> AIM OF THE EXERCISE:
Copy out every line in which the string "JSON" occurs.

◇ ◇ ◇ ◇ ◇ ◇ ◇

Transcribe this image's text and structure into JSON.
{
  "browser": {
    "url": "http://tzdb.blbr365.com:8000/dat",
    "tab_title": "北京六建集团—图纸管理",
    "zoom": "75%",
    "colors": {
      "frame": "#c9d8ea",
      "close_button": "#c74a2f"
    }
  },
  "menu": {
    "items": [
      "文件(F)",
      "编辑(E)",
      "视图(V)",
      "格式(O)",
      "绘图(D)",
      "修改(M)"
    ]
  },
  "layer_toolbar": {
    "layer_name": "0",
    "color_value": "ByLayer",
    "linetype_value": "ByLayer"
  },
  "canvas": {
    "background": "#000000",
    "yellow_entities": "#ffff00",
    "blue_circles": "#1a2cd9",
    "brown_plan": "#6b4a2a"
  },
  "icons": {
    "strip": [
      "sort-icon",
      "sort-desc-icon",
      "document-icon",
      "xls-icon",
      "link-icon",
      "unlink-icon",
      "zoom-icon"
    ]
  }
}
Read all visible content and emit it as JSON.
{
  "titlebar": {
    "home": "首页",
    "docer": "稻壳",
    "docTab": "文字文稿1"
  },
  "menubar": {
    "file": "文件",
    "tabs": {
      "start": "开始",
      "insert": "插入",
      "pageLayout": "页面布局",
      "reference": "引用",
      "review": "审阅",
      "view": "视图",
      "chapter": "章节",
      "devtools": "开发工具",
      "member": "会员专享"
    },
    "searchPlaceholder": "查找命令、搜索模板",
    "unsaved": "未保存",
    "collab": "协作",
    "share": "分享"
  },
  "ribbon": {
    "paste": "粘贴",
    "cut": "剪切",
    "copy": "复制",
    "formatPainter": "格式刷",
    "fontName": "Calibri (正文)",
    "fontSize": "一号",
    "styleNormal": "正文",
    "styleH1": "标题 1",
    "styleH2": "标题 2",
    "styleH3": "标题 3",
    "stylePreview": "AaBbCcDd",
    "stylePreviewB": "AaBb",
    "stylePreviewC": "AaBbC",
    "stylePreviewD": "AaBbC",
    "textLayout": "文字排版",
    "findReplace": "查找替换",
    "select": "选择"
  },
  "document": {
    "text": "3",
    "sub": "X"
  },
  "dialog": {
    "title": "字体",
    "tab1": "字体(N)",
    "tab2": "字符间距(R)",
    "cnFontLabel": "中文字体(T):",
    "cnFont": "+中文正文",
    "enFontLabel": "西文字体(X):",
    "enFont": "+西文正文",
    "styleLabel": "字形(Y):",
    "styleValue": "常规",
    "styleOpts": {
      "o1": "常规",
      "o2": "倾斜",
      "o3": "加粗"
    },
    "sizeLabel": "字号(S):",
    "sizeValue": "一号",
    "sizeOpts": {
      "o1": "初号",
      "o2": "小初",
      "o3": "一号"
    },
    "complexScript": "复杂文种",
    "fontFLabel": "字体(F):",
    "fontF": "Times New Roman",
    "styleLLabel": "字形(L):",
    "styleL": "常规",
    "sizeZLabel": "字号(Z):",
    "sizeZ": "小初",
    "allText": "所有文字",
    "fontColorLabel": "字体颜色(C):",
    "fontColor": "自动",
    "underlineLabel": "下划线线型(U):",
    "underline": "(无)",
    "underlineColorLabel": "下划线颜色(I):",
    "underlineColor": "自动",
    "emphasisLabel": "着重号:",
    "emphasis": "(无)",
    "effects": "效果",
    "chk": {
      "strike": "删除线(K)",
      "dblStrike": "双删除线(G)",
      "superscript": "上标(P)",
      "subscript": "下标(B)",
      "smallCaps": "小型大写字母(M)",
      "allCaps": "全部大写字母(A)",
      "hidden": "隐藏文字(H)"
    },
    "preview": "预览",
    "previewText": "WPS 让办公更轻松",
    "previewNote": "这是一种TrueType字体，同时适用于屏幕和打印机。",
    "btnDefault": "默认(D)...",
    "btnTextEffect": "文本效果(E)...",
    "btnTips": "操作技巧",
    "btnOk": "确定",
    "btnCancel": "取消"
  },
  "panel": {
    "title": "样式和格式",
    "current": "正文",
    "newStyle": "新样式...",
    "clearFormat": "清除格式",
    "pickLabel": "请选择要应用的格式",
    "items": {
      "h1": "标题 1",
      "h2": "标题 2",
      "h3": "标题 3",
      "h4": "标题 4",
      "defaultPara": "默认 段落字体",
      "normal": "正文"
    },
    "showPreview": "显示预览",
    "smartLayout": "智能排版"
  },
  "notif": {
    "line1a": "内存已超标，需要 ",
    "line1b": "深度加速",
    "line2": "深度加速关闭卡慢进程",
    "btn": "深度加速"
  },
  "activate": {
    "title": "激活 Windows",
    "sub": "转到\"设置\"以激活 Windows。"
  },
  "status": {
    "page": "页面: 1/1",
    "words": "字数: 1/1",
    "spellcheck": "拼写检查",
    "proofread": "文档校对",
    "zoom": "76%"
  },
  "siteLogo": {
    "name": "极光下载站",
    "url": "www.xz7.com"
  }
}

◇ ◇ ◇ ◇ ◇ ◇ ◇

> EXPECTED ANSWER:
Transcribe this image's text and structure into JSON.
Read all visible content and emit it as JSON.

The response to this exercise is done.